§ Job A:
List every character name that appears in the show review.
§ Job B:
Reproduce the passage of the show review from "From Jervis’s point" to "that wasn’t engineered.)".

··· Text section

The actress playing Jerusha does a good job of imitating the few characters not onstage in the first scene, in which she finds out about her scholarship and interacts with people not there. There’s a “nine point plan” that “Mr. Smith” has come up with for his requirements for her letters. They have the stage set so that he’s in his study in the back corner of the stage and she’s moving around the front stage, using various trunks as props and furniture.

From Jervis’s point of view, he’s amused or kinda shocked or both that she thinks he’s 83 years old and wants to know if he’s bald so she can imagine him properly. He grumbles that boys are less trouble and wouldn’t ask stuff like that-but hey, she deserves a chance to be a big time author. He’s shocked to find out that his niece Julia-who he looked at as a baby, decided he didn’t like her and never paid attention to her since-is Jerusha’s schoolmate. (So that wasn’t engineered.)

The show has a fair amount of fun with little commentary in the back as to what Jervis is doing in his study while Jerusha is reading letters. For example, after studying in school about the terrible things alcohol does to your body, she tells him she hopes he never drinks and in a man of his advanced age, it could kill him. Jervis is literally holding a drink in his hand as this is said and after she finishes, he does a bit of a cheerful smirk and goes “bottoms up!” and chugs anyway.

(Oh, and I forgot that according to the book, I’m related to Julia. Hahahahahah.)

We see that he gets inspired to re-read the books she mentions in school and that he’s getting more and more charmed by her letters. At one point she mentions keeping her entire textbook collection after college so she can have her education there, and they have him in with a study with a ton of books. And he keeps pinning her letters to the bookcase. When she writes him that she’s sick, he sends her flowers.

······
··· Supplied entries

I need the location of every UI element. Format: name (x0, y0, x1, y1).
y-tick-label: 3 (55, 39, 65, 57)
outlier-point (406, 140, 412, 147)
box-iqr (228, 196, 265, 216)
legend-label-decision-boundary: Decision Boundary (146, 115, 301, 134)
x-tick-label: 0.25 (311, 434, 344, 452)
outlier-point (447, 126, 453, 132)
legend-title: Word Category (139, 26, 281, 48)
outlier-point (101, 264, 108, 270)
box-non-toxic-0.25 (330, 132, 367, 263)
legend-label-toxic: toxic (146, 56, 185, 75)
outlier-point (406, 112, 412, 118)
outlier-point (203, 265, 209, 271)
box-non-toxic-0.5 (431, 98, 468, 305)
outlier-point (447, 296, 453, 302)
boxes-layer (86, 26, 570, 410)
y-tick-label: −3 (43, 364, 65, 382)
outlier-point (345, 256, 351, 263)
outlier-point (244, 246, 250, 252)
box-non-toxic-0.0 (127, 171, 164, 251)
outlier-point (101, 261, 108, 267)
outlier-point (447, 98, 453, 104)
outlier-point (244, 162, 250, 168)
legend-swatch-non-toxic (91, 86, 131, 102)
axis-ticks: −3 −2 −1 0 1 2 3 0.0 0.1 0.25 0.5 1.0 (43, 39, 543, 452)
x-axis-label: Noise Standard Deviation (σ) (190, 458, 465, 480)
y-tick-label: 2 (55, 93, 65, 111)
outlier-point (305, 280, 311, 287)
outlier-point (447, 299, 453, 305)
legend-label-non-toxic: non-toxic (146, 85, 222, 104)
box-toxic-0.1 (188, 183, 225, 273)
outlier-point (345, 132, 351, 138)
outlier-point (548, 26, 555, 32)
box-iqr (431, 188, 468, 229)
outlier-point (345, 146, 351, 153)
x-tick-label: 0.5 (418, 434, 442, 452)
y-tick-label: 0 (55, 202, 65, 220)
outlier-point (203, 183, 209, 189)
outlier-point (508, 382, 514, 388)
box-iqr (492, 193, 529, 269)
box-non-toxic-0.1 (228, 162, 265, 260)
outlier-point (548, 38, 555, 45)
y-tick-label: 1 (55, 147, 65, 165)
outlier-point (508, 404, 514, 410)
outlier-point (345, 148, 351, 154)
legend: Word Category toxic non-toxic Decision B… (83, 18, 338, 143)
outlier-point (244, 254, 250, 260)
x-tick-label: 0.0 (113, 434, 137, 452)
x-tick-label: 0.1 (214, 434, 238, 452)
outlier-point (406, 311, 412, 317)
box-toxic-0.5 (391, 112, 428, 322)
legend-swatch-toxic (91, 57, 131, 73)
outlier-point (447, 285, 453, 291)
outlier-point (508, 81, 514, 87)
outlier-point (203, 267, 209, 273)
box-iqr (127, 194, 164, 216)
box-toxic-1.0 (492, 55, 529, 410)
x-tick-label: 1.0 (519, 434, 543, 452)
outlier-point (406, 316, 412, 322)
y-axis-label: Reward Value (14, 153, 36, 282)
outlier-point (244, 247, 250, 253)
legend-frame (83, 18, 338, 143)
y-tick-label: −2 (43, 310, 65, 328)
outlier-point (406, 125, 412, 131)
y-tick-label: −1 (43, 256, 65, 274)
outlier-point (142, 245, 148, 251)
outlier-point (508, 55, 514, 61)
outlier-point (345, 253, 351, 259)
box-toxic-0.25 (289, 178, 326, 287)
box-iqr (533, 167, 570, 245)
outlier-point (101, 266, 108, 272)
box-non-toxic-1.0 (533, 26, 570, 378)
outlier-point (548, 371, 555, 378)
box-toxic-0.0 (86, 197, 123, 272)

······

§ Correct result A:
Jerusha, Mr. Smith, Jervis, Julia

§ Correct result B:
From Jervis’s point of view, he’s amused or kinda shocked or both that she thinks he’s 83 years old and wants to know if he’s bald so she can imagine him properly. He grumbles that boys are less trouble and wouldn’t ask stuff like that-but hey, she deserves a chance to be a big time author. He’s shocked to find out that his niece Julia-who he looked at as a baby, decided he didn’t like her and never paid attention to her since-is Jerusha’s schoolmate. (So that wasn’t engineered.)